Task objective: Lines that contain the string "display" are to be copied; leave out all others.

Material for this exercise:
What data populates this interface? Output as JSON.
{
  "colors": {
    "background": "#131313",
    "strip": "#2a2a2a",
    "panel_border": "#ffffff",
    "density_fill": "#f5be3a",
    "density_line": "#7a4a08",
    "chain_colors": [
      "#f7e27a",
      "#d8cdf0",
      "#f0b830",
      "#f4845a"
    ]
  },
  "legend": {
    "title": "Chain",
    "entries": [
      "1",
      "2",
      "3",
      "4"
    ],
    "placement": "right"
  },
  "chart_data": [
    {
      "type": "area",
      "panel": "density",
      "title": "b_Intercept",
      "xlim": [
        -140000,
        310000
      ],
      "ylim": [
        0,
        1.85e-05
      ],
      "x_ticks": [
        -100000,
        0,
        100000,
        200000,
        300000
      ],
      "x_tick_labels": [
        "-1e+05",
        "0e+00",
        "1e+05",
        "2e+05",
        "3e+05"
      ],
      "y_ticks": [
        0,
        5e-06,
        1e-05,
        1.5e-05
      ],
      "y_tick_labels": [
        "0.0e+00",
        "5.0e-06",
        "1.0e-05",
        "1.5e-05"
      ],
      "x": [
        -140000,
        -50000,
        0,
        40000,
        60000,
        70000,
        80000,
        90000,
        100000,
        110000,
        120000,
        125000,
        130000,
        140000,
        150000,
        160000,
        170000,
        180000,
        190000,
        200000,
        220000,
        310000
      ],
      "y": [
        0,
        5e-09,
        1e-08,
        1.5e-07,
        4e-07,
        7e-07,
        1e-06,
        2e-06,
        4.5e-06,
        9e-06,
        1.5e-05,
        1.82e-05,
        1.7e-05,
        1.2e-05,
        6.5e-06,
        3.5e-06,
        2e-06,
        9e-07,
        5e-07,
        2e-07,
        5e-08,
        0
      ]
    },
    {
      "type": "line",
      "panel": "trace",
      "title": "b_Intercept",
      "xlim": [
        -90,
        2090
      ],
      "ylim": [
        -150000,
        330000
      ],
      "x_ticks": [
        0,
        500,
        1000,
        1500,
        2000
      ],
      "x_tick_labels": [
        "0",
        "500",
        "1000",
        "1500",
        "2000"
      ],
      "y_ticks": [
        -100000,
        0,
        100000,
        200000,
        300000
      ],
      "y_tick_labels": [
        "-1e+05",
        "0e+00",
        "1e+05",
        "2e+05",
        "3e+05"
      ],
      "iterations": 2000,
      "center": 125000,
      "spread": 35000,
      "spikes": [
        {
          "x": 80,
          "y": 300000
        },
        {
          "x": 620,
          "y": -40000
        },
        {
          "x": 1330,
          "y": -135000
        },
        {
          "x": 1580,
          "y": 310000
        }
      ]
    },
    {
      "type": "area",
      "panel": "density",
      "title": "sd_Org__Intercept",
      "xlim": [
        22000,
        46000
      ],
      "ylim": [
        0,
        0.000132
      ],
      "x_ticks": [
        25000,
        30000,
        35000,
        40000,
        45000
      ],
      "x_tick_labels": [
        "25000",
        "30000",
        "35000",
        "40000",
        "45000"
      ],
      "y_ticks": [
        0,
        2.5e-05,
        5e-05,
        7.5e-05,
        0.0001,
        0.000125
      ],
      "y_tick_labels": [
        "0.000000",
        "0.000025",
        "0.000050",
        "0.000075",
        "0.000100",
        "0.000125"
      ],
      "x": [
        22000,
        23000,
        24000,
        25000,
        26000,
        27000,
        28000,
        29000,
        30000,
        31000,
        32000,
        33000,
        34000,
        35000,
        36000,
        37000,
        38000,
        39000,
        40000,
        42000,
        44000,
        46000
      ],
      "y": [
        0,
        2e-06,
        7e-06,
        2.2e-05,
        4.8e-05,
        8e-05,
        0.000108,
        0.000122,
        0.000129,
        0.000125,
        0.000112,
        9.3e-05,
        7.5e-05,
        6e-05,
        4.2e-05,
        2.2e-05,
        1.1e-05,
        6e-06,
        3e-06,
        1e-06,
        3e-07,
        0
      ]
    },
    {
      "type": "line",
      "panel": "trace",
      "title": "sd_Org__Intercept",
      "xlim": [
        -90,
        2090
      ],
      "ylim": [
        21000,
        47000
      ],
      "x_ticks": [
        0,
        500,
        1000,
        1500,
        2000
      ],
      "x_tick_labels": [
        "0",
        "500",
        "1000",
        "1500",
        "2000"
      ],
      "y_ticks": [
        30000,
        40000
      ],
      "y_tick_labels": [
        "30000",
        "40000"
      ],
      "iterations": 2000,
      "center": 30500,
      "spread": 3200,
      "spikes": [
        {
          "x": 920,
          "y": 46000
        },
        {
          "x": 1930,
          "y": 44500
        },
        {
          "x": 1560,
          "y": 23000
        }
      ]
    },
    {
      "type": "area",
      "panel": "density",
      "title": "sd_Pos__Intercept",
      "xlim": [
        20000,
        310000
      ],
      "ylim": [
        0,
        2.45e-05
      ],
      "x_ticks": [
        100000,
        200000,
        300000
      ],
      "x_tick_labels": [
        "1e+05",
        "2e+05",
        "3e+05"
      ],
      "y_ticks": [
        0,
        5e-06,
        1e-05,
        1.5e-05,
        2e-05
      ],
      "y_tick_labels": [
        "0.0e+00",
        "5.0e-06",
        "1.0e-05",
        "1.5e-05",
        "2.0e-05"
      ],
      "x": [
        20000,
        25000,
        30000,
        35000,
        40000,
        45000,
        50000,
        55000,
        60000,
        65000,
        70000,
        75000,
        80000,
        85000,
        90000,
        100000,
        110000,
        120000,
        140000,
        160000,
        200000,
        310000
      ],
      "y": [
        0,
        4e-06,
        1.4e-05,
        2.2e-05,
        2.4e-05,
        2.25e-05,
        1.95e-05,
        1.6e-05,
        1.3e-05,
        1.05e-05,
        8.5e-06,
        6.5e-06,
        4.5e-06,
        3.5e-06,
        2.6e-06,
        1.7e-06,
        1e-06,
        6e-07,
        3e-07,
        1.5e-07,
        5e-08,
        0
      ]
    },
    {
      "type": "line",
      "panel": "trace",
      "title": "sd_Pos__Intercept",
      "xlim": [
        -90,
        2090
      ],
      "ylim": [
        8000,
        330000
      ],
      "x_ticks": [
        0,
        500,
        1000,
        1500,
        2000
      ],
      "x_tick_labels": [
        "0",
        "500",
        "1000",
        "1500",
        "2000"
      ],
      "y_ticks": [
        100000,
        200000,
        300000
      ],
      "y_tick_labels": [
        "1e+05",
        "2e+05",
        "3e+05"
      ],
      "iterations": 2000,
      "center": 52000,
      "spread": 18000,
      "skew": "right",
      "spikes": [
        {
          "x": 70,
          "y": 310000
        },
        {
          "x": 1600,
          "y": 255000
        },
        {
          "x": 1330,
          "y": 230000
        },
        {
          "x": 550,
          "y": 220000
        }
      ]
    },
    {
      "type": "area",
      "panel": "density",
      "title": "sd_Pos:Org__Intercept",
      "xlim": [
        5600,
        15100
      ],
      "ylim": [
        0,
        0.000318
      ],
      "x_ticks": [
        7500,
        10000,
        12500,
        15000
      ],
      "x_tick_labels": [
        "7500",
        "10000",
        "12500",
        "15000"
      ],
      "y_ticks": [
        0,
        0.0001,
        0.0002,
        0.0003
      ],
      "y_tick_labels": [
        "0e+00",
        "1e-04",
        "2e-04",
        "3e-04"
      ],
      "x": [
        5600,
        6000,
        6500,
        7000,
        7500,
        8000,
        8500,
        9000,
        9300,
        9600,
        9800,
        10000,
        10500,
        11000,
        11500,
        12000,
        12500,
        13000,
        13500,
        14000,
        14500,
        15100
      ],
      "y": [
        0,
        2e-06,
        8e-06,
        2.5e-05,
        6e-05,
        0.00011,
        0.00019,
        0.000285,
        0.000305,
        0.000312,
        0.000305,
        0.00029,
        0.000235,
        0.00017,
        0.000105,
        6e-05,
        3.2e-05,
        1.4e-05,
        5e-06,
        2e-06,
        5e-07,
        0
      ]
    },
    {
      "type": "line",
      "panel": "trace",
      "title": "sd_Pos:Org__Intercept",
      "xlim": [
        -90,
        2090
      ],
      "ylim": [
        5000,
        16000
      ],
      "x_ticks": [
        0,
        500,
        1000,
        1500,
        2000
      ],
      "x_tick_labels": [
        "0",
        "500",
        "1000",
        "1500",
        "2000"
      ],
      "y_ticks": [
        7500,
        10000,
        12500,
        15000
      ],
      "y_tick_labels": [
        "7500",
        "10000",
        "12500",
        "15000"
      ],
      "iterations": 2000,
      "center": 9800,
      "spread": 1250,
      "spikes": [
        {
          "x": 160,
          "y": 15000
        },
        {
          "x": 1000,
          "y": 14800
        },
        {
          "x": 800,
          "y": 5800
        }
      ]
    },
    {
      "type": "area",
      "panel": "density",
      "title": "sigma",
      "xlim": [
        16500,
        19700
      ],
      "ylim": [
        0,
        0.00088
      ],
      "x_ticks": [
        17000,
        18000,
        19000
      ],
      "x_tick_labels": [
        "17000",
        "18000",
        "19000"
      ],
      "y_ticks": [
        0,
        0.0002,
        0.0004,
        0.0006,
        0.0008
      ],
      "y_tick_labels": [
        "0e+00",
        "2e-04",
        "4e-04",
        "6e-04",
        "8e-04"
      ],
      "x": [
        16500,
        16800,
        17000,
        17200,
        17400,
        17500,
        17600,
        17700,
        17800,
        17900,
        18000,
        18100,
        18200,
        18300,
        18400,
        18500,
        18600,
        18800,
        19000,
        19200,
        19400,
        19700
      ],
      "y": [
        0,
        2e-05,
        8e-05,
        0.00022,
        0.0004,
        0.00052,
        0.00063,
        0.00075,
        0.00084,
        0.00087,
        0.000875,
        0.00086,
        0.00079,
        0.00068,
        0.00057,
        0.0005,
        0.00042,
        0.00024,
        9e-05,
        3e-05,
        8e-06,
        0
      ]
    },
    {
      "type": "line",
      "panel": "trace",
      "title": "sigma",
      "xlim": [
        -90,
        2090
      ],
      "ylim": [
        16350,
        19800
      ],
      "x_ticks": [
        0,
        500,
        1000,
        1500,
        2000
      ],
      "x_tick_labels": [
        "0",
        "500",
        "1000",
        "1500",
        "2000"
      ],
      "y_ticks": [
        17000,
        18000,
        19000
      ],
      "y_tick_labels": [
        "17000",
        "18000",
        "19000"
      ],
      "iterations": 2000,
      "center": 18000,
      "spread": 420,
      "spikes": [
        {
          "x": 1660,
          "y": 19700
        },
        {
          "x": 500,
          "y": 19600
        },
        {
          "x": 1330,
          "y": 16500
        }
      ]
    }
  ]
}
---
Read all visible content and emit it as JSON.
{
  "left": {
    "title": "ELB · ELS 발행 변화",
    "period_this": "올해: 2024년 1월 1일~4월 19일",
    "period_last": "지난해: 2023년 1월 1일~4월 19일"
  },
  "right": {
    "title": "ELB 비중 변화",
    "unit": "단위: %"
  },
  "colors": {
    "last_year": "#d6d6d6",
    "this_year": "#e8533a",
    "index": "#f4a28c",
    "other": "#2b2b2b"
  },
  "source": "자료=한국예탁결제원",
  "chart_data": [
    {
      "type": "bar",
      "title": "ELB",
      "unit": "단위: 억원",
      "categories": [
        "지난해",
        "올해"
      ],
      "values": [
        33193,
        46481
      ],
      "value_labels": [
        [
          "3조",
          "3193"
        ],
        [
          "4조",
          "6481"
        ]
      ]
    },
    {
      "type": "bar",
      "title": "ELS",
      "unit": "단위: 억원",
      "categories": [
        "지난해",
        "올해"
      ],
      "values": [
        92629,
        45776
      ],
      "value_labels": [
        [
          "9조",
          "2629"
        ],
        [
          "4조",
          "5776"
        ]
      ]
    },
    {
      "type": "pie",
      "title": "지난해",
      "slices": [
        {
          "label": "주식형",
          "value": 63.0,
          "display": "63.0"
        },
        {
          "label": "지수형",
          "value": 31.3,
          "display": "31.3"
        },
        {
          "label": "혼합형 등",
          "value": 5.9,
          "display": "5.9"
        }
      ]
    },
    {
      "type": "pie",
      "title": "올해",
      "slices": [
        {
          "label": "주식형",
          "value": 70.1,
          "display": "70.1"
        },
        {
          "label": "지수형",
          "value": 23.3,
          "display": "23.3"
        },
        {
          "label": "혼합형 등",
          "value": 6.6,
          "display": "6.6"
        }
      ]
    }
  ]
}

Task response:
          "display": "63.0"
          "display": "31.3"
          "display": "5.9"
          "display": "70.1"
          "display": "23.3"
          "display": "6.6"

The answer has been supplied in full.